Records contained in a dataset
────
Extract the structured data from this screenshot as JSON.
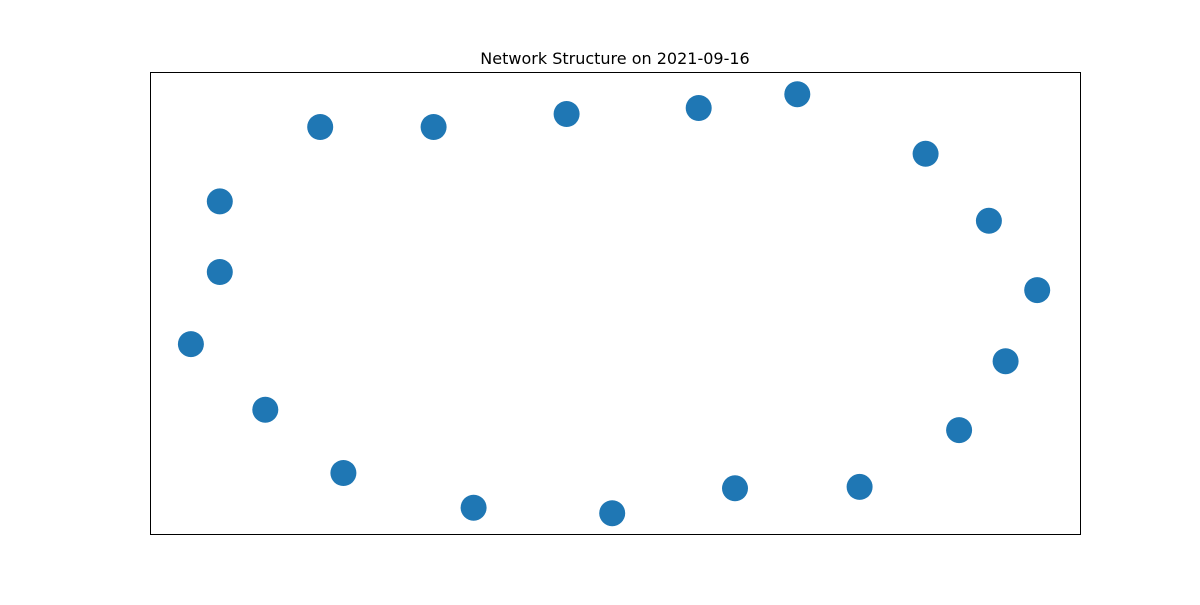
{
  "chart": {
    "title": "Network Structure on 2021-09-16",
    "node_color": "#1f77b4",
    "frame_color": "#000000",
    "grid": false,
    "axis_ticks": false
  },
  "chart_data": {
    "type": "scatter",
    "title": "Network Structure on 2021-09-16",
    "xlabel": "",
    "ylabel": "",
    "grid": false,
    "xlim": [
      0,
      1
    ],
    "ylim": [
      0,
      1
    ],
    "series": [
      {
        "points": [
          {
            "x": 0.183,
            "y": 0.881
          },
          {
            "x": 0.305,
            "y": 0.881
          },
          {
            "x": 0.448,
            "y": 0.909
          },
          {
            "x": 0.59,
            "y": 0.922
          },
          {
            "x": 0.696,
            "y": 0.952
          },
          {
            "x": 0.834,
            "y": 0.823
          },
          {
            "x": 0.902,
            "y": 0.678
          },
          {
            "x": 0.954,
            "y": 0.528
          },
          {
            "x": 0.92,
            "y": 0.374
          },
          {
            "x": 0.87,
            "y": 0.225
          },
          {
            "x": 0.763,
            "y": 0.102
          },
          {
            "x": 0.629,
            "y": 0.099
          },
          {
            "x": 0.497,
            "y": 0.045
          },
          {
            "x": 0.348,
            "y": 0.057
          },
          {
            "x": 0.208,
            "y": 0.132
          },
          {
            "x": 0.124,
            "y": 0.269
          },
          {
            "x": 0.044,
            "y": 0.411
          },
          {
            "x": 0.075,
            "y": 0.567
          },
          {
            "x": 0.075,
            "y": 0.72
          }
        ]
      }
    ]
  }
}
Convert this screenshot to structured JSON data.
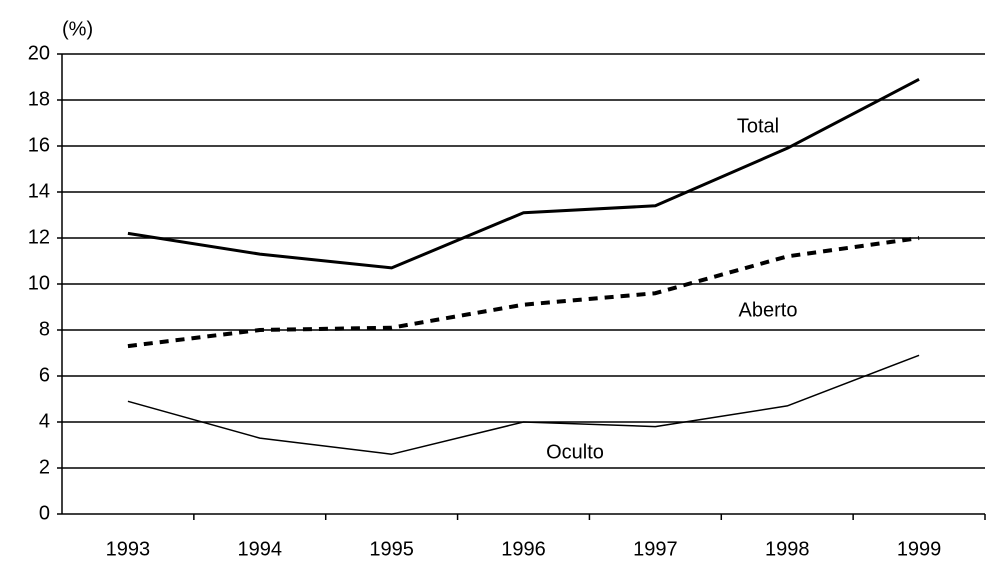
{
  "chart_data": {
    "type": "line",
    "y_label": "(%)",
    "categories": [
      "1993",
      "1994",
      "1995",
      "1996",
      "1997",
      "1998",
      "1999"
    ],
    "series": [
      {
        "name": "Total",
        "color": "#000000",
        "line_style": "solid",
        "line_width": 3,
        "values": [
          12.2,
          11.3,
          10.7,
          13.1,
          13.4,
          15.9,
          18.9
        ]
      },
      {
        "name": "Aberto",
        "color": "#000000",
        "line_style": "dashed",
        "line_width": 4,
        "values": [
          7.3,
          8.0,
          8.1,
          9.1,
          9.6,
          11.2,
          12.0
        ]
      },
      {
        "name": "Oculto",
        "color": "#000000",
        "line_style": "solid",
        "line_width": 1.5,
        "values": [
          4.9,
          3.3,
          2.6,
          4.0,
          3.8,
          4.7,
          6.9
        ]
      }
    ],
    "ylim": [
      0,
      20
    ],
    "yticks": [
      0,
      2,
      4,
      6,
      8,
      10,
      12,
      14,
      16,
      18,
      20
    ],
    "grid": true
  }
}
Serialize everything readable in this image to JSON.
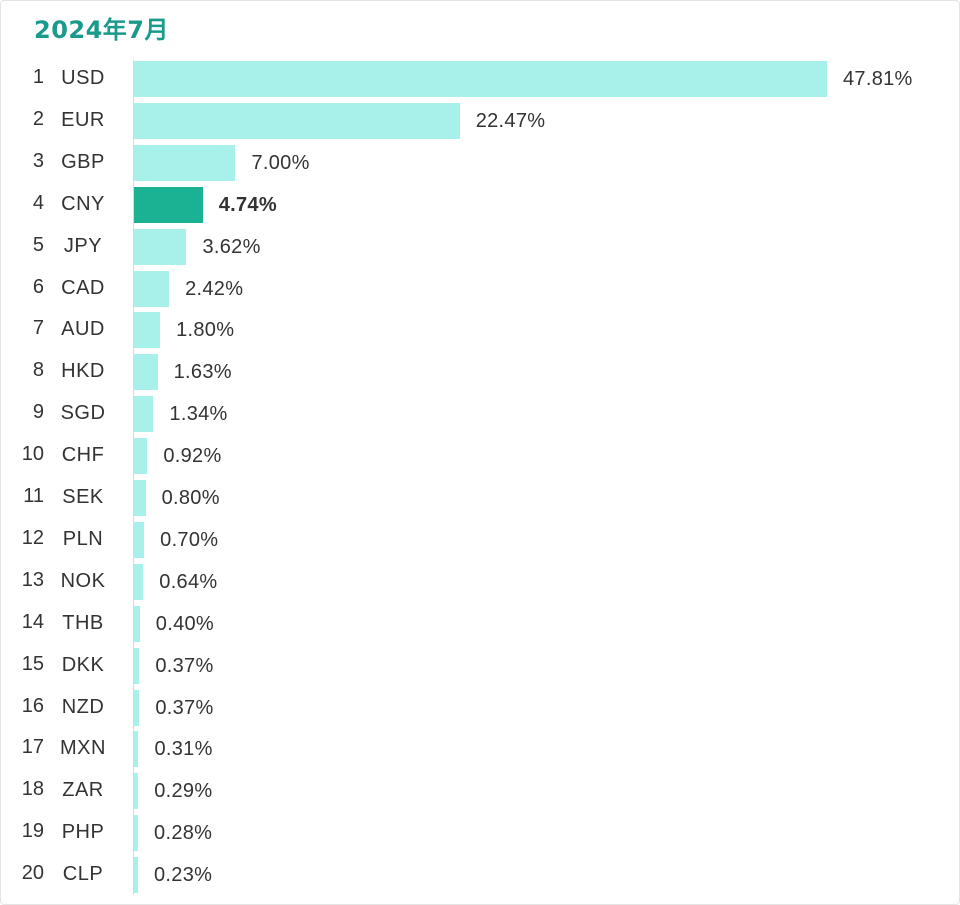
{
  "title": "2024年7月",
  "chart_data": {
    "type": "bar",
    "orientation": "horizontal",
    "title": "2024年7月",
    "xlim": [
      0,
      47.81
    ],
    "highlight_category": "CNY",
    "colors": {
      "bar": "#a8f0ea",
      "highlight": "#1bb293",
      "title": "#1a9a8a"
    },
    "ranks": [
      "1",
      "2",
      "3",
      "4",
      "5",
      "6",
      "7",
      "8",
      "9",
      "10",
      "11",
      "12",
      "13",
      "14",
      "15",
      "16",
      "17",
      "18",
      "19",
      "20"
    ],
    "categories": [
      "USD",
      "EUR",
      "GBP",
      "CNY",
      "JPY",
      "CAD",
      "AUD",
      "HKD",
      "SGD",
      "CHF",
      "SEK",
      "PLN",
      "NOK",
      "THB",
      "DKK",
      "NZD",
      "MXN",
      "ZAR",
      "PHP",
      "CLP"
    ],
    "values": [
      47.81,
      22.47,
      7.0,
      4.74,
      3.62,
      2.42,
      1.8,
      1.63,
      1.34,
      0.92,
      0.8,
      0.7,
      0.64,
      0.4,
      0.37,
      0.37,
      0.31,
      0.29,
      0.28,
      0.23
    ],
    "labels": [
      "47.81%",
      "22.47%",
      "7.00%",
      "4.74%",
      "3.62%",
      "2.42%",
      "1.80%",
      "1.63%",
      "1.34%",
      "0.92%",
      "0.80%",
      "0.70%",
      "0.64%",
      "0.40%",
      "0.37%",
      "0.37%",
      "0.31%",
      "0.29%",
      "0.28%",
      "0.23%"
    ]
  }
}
────
_DESCRIPTION OF THE TASK_
Each record must be quoted in full and exactly. Do not include the pictures.

_FINAL ANSWER_
Extract the structured data from this screenshot as JSON.
{
  "chart": {
    "title": "Network Structure on 2021-09-16",
    "node_color": "#1f77b4",
    "frame_color": "#000000",
    "grid": false,
    "axis_ticks": false
  },
  "chart_data": {
    "type": "scatter",
    "title": "Network Structure on 2021-09-16",
    "xlabel": "",
    "ylabel": "",
    "grid": false,
    "xlim": [
      0,
      1
    ],
    "ylim": [
      0,
      1
    ],
    "series": [
      {
        "points": [
          {
            "x": 0.183,
            "y": 0.881
          },
          {
            "x": 0.305,
            "y": 0.881
          },
          {
            "x": 0.448,
            "y": 0.909
          },
          {
            "x": 0.59,
            "y": 0.922
          },
          {
            "x": 0.696,
            "y": 0.952
          },
          {
            "x": 0.834,
            "y": 0.823
          },
          {
            "x": 0.902,
            "y": 0.678
          },
          {
            "x": 0.954,
            "y": 0.528
          },
          {
            "x": 0.92,
            "y": 0.374
          },
          {
            "x": 0.87,
            "y": 0.225
          },
          {
            "x": 0.763,
            "y": 0.102
          },
          {
            "x": 0.629,
            "y": 0.099
          },
          {
            "x": 0.497,
            "y": 0.045
          },
          {
            "x": 0.348,
            "y": 0.057
          },
          {
            "x": 0.208,
            "y": 0.132
          },
          {
            "x": 0.124,
            "y": 0.269
          },
          {
            "x": 0.044,
            "y": 0.411
          },
          {
            "x": 0.075,
            "y": 0.567
          },
          {
            "x": 0.075,
            "y": 0.72
          }
        ]
      }
    ]
  }
}
Convert this screenshot to structured JSON data.
{
  "chart_data": {
    "type": "line",
    "y_label": "(%)",
    "categories": [
      "1993",
      "1994",
      "1995",
      "1996",
      "1997",
      "1998",
      "1999"
    ],
    "series": [
      {
        "name": "Total",
        "color": "#000000",
        "line_style": "solid",
        "line_width": 3,
        "values": [
          12.2,
          11.3,
          10.7,
          13.1,
          13.4,
          15.9,
          18.9
        ]
      },
      {
        "name": "Aberto",
        "color": "#000000",
        "line_style": "dashed",
        "line_width": 4,
        "values": [
          7.3,
          8.0,
          8.1,
          9.1,
          9.6,
          11.2,
          12.0
        ]
      },
      {
        "name": "Oculto",
        "color": "#000000",
        "line_style": "solid",
        "line_width": 1.5,
        "values": [
          4.9,
          3.3,
          2.6,
          4.0,
          3.8,
          4.7,
          6.9
        ]
      }
    ],
    "ylim": [
      0,
      20
    ],
    "yticks": [
      0,
      2,
      4,
      6,
      8,
      10,
      12,
      14,
      16,
      18,
      20
    ],
    "grid": true
  }
}
Serialize everything readable in this image to JSON.
{
  "title": "2024年7月",
  "chart_data": {
    "type": "bar",
    "orientation": "horizontal",
    "title": "2024年7月",
    "xlim": [
      0,
      47.81
    ],
    "highlight_category": "CNY",
    "colors": {
      "bar": "#a8f0ea",
      "highlight": "#1bb293",
      "title": "#1a9a8a"
    },
    "ranks": [
      "1",
      "2",
      "3",
      "4",
      "5",
      "6",
      "7",
      "8",
      "9",
      "10",
      "11",
      "12",
      "13",
      "14",
      "15",
      "16",
      "17",
      "18",
      "19",
      "20"
    ],
    "categories": [
      "USD",
      "EUR",
      "GBP",
      "CNY",
      "JPY",
      "CAD",
      "AUD",
      "HKD",
      "SGD",
      "CHF",
      "SEK",
      "PLN",
      "NOK",
      "THB",
      "DKK",
      "NZD",
      "MXN",
      "ZAR",
      "PHP",
      "CLP"
    ],
    "values": [
      47.81,
      22.47,
      7.0,
      4.74,
      3.62,
      2.42,
      1.8,
      1.63,
      1.34,
      0.92,
      0.8,
      0.7,
      0.64,
      0.4,
      0.37,
      0.37,
      0.31,
      0.29,
      0.28,
      0.23
    ],
    "labels": [
      "47.81%",
      "22.47%",
      "7.00%",
      "4.74%",
      "3.62%",
      "2.42%",
      "1.80%",
      "1.63%",
      "1.34%",
      "0.92%",
      "0.80%",
      "0.70%",
      "0.64%",
      "0.40%",
      "0.37%",
      "0.37%",
      "0.31%",
      "0.29%",
      "0.28%",
      "0.23%"
    ]
  }
}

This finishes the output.